Lines that contain the string "치히로가" are to be copied; leave out all others.

-------- INPUT DATA --------

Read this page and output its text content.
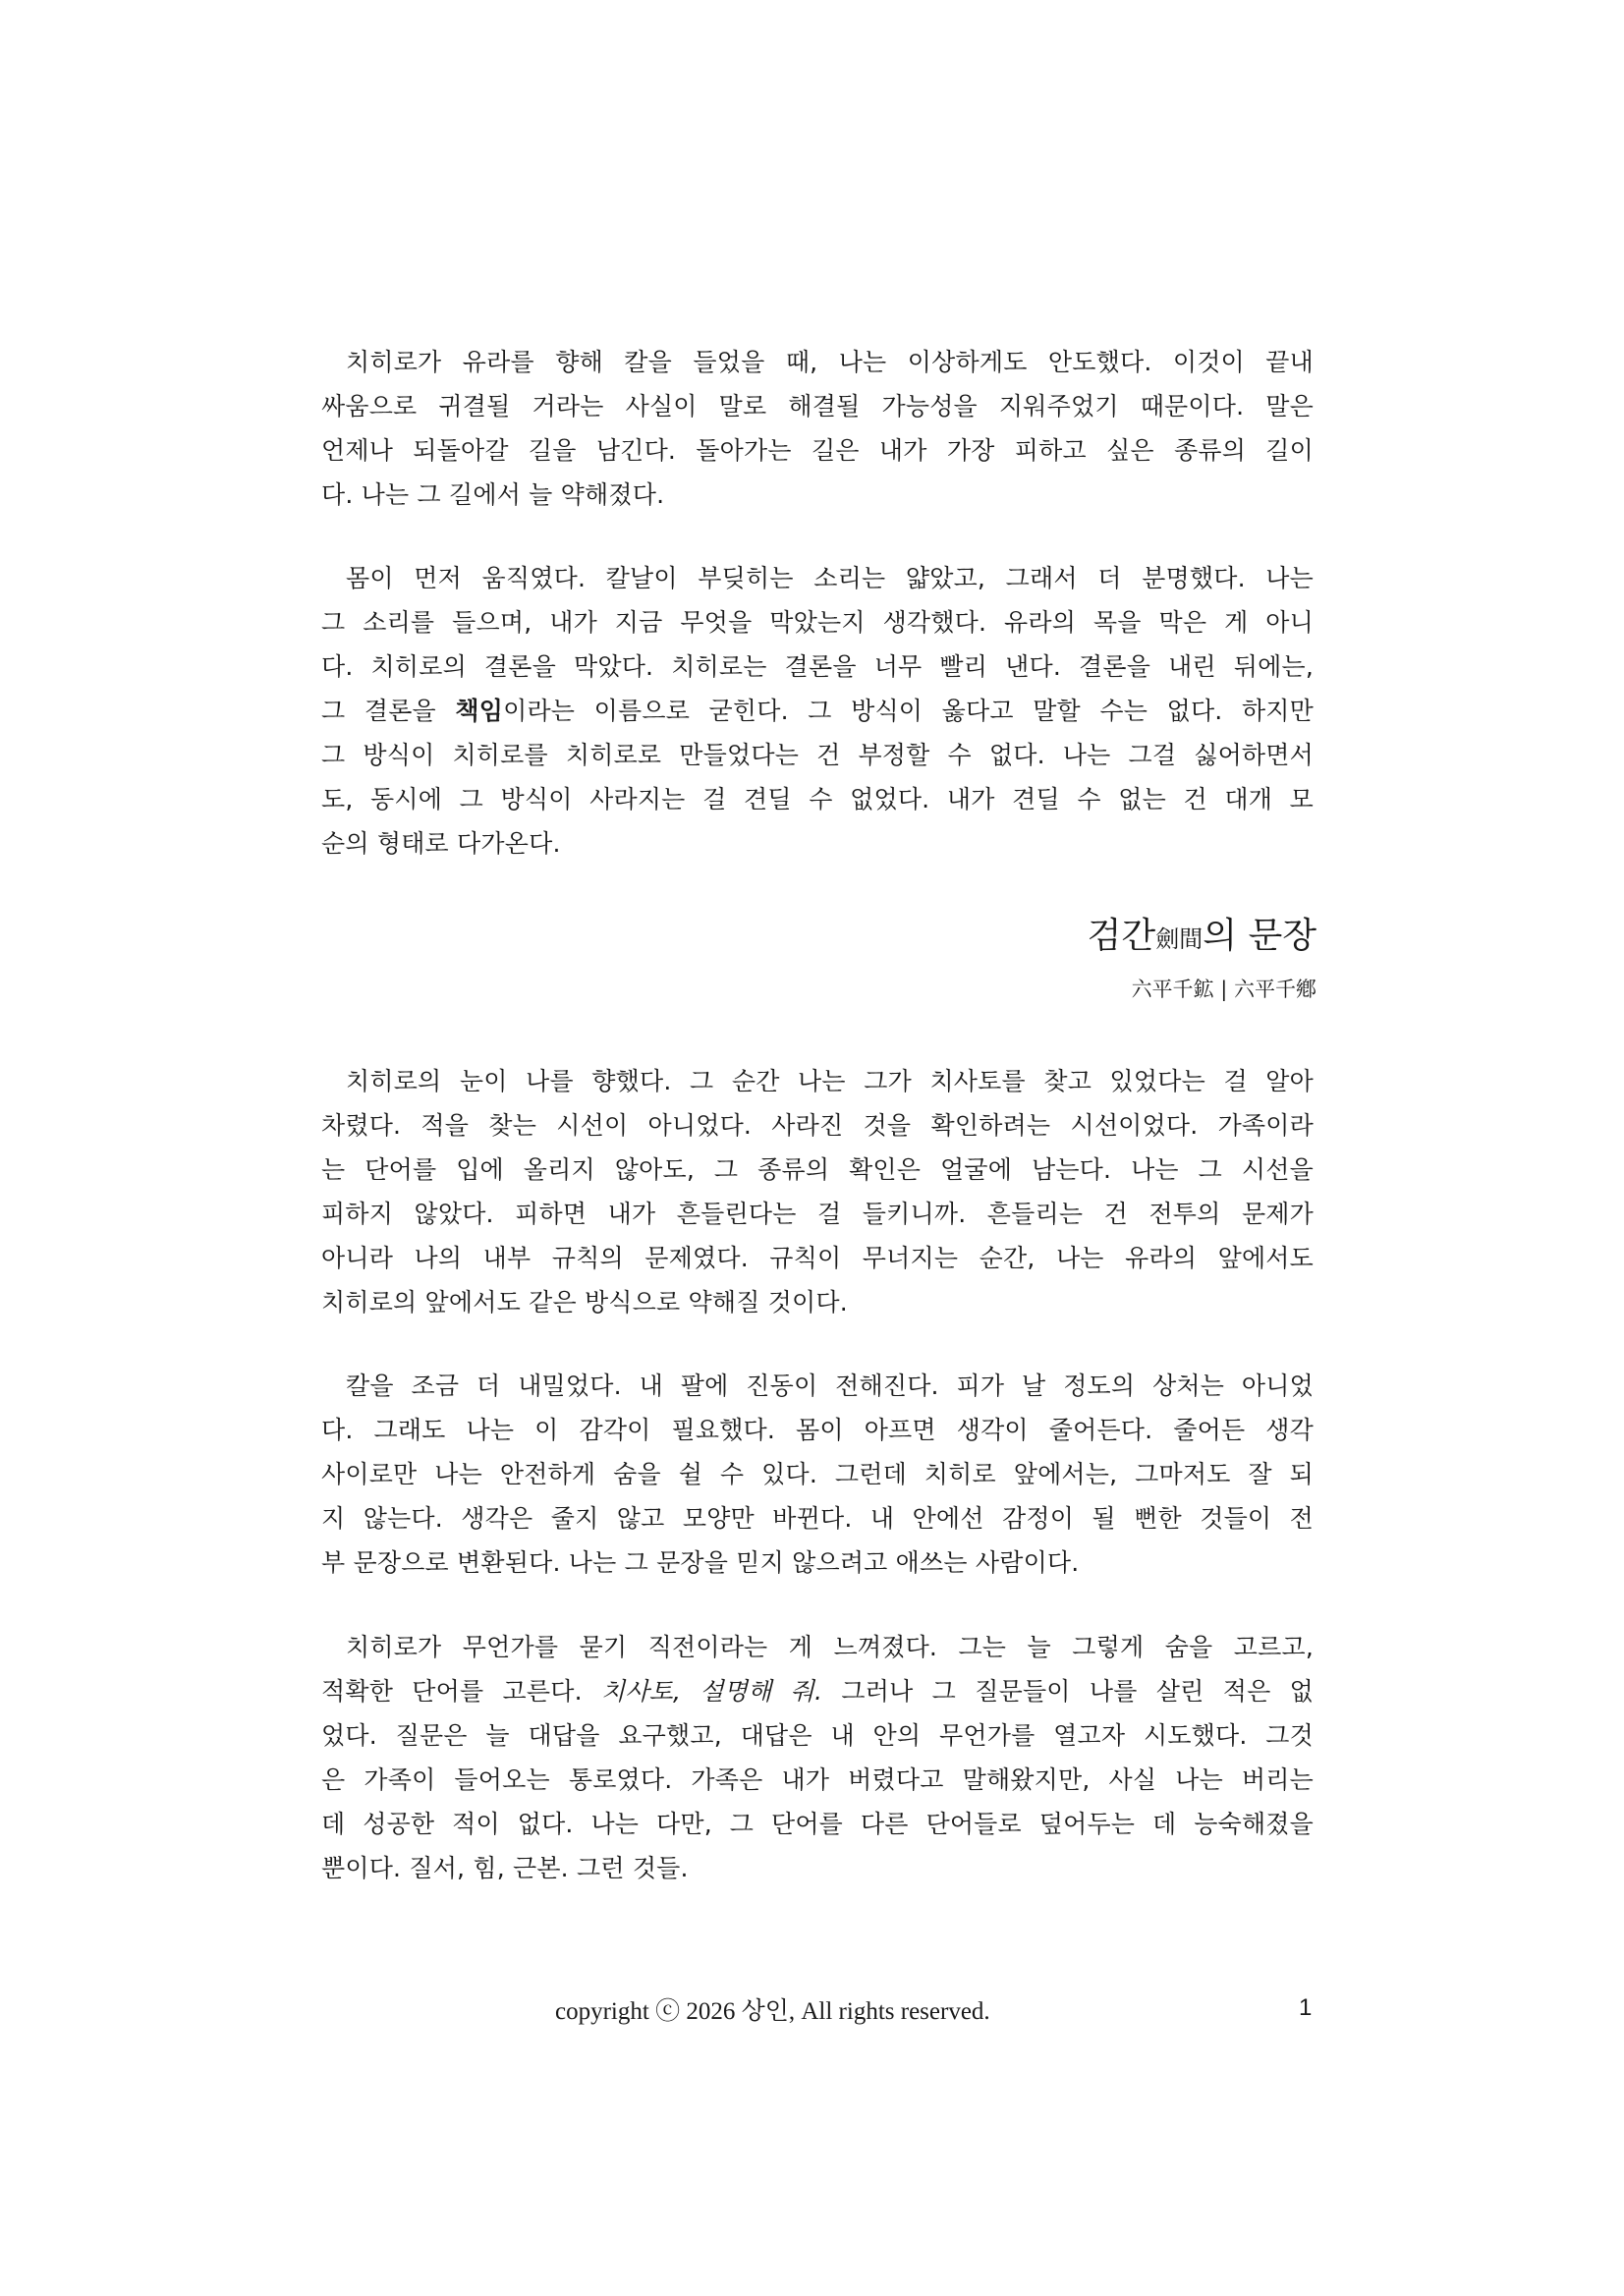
치히로가 유라를 향해 칼을 들었을 때, 나는 이상하게도 안도했다. 이것이 끝내
싸움으로 귀결될 거라는 사실이 말로 해결될 가능성을 지워주었기 때문이다. 말은
언제나 되돌아갈 길을 남긴다. 돌아가는 길은 내가 가장 피하고 싶은 종류의 길이
다. 나는 그 길에서 늘 약해졌다.
몸이 먼저 움직였다. 칼날이 부딪히는 소리는 얇았고, 그래서 더 분명했다. 나는
그 소리를 들으며, 내가 지금 무엇을 막았는지 생각했다. 유라의 목을 막은 게 아니
다. 치히로의 결론을 막았다. 치히로는 결론을 너무 빨리 낸다. 결론을 내린 뒤에는,
그 결론을 책임이라는 이름으로 굳힌다. 그 방식이 옳다고 말할 수는 없다. 하지만
그 방식이 치히로를 치히로로 만들었다는 건 부정할 수 없다. 나는 그걸 싫어하면서
도, 동시에 그 방식이 사라지는 걸 견딜 수 없었다. 내가 견딜 수 없는 건 대개 모
순의 형태로 다가온다.
검간劍間의 문장
六平千鉱 | 六平千鄕
치히로의 눈이 나를 향했다. 그 순간 나는 그가 치사토를 찾고 있었다는 걸 알아
차렸다. 적을 찾는 시선이 아니었다. 사라진 것을 확인하려는 시선이었다. 가족이라
는 단어를 입에 올리지 않아도, 그 종류의 확인은 얼굴에 남는다. 나는 그 시선을
피하지 않았다. 피하면 내가 흔들린다는 걸 들키니까. 흔들리는 건 전투의 문제가
아니라 나의 내부 규칙의 문제였다. 규칙이 무너지는 순간, 나는 유라의 앞에서도
치히로의 앞에서도 같은 방식으로 약해질 것이다.
칼을 조금 더 내밀었다. 내 팔에 진동이 전해진다. 피가 날 정도의 상처는 아니었
다. 그래도 나는 이 감각이 필요했다. 몸이 아프면 생각이 줄어든다. 줄어든 생각
사이로만 나는 안전하게 숨을 쉴 수 있다. 그런데 치히로 앞에서는, 그마저도 잘 되
지 않는다. 생각은 줄지 않고 모양만 바뀐다. 내 안에선 감정이 될 뻔한 것들이 전
부 문장으로 변환된다. 나는 그 문장을 믿지 않으려고 애쓰는 사람이다.
치히로가 무언가를 묻기 직전이라는 게 느껴졌다. 그는 늘 그렇게 숨을 고르고,
적확한 단어를 고른다. 치사토, 설명해 줘. 그러나 그 질문들이 나를 살린 적은 없
었다. 질문은 늘 대답을 요구했고, 대답은 내 안의 무언가를 열고자 시도했다. 그것
은 가족이 들어오는 통로였다. 가족은 내가 버렸다고 말해왔지만, 사실 나는 버리는
데 성공한 적이 없다. 나는 다만, 그 단어를 다른 단어들로 덮어두는 데 능숙해졌을
뿐이다. 질서, 힘, 근본. 그런 것들.
copyright ⓒ 2026 상인, All rights reserved.	1
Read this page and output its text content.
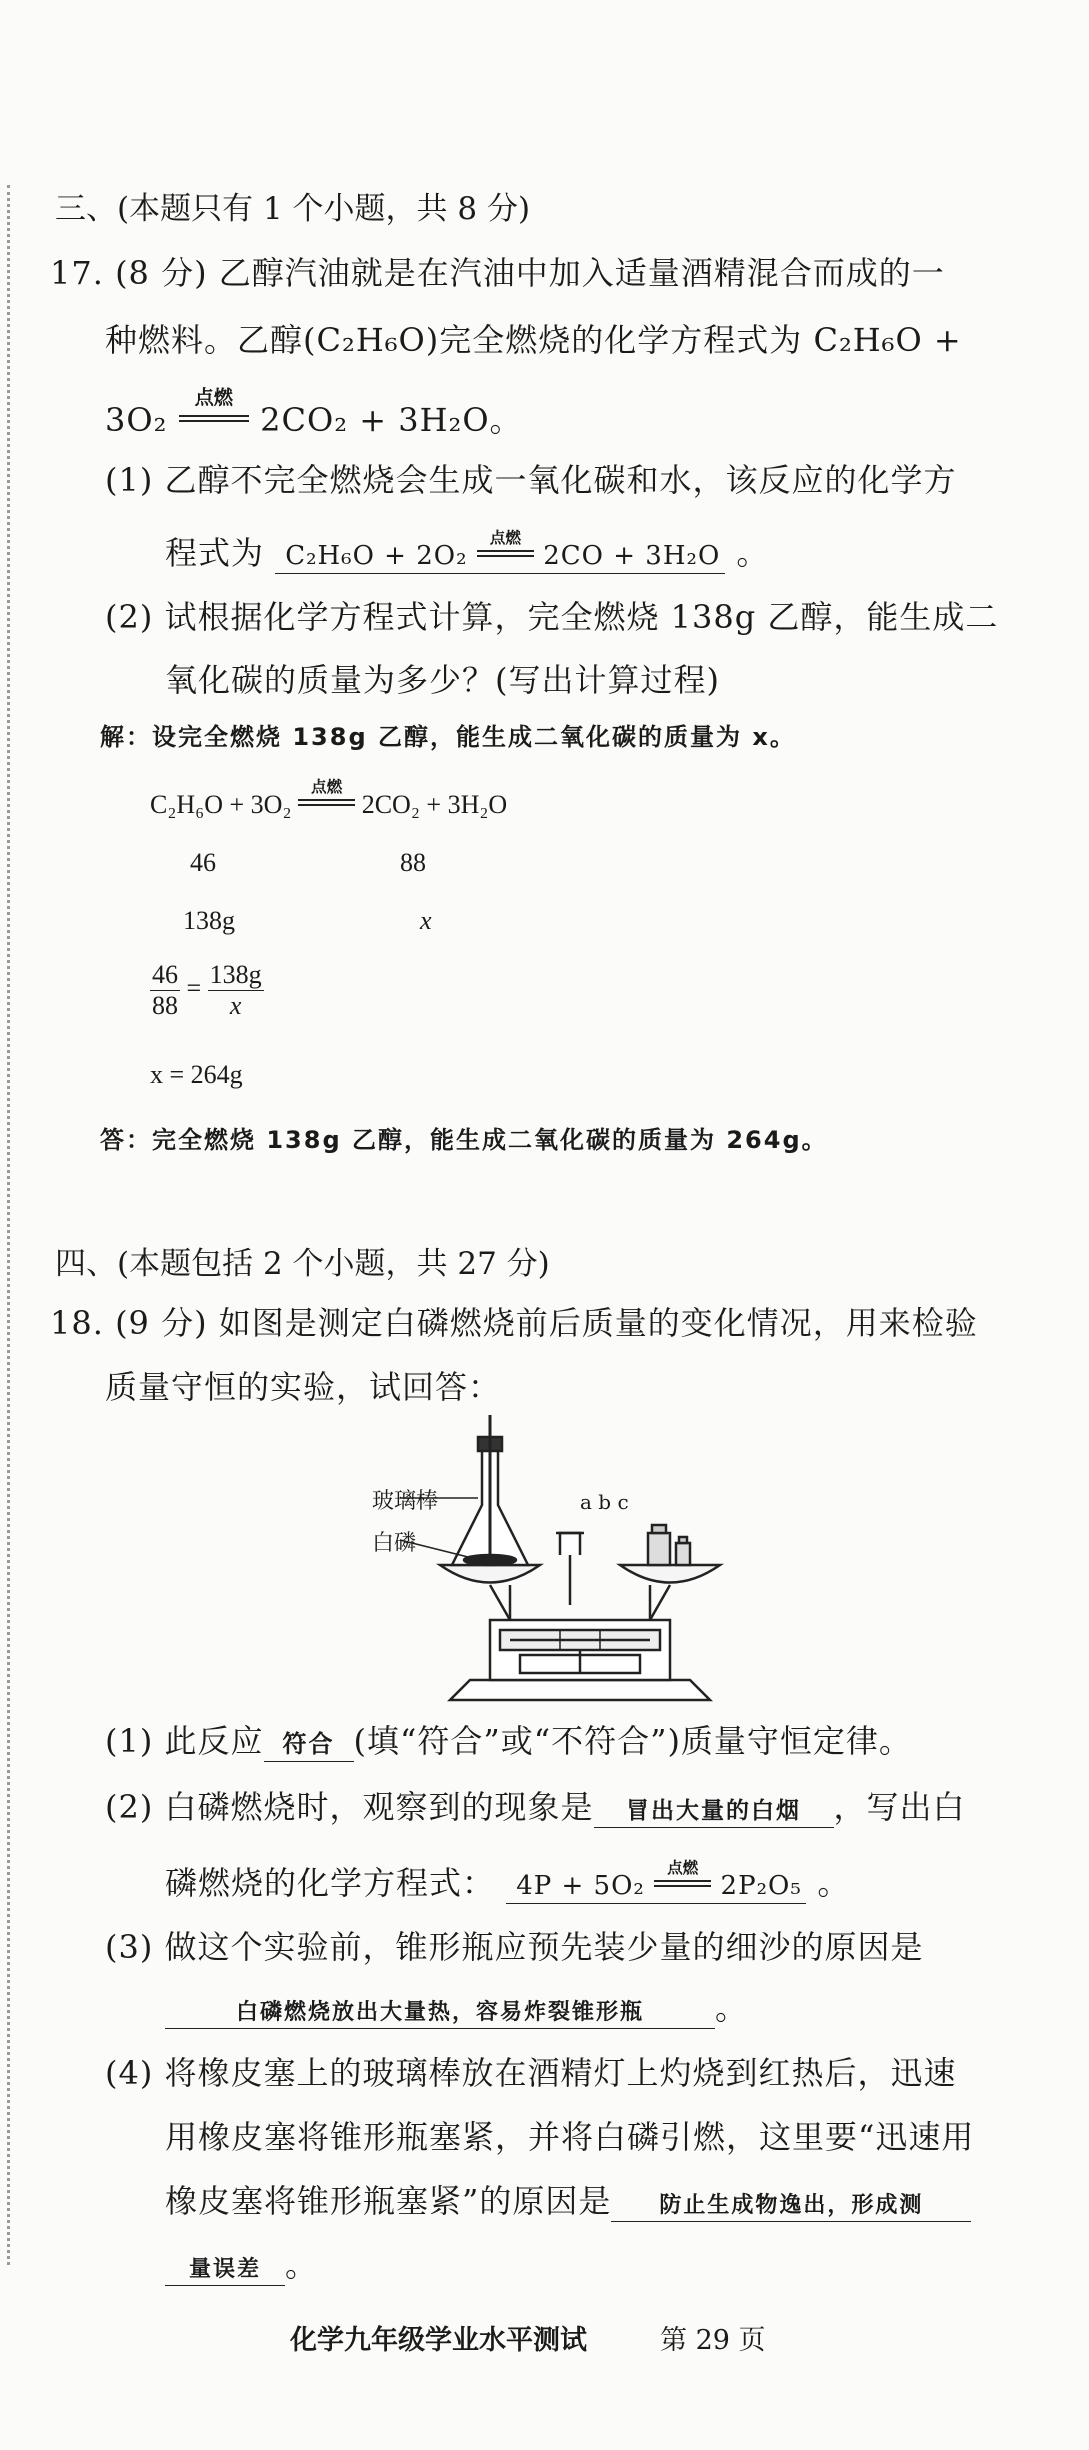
三、(本题只有 1 个小题，共 8 分)
17. (8 分) 乙醇汽油就是在汽油中加入适量酒精混合而成的一
种燃料。乙醇(C₂H₆O)完全燃烧的化学方程式为 C₂H₆O +
3O₂
点燃
2CO₂ + 3H₂O。
(1) 乙醇不完全燃烧会生成一氧化碳和水，该反应的化学方
程式为 C₂H₆O + 2O₂
点燃
2CO + 3H₂O 。
(2) 试根据化学方程式计算，完全燃烧 138g 乙醇，能生成二
氧化碳的质量为多少？(写出计算过程)
解：设完全燃烧 138g 乙醇，能生成二氧化碳的质量为 x。
C₂H₆O + 3O₂
点燃
2CO₂ + 3H₂O
46	88
138g	x
$\frac{46}{88} = \frac{138g}{x}$
x = 264g
答：完全燃烧 138g 乙醇，能生成二氧化碳的质量为 264g。
四、(本题包括 2 个小题，共 27 分)
18. (9 分) 如图是测定白磷燃烧前后质量的变化情况，用来检验
质量守恒的实验，试回答：
玻璃棒
白磷
a b c
(1) 此反应 符合 (填“符合”或“不符合”)质量守恒定律。
(2) 白磷燃烧时，观察到的现象是 冒出大量的白烟 ，写出白
磷燃烧的化学方程式： 4P + 5O₂
点燃
2P₂O₅ 。
(3) 做这个实验前，锥形瓶应预先装少量的细沙的原因是
白磷燃烧放出大量热，容易炸裂锥形瓶 。
(4) 将橡皮塞上的玻璃棒放在酒精灯上灼烧到红热后，迅速
用橡皮塞将锥形瓶塞紧，并将白磷引燃，这里要“迅速用
橡皮塞将锥形瓶塞紧”的原因是 防止生成物逸出，形成测
量误差 。
化学九年级学业水平测试	第 29 页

--------

RESPONSE FOR THIS EXERCISE:
치히로가 유라를 향해 칼을 들었을 때, 나는 이상하게도 안도했다. 이것이 끝내
치히로가 무언가를 묻기 직전이라는 게 느껴졌다. 그는 늘 그렇게 숨을 고르고,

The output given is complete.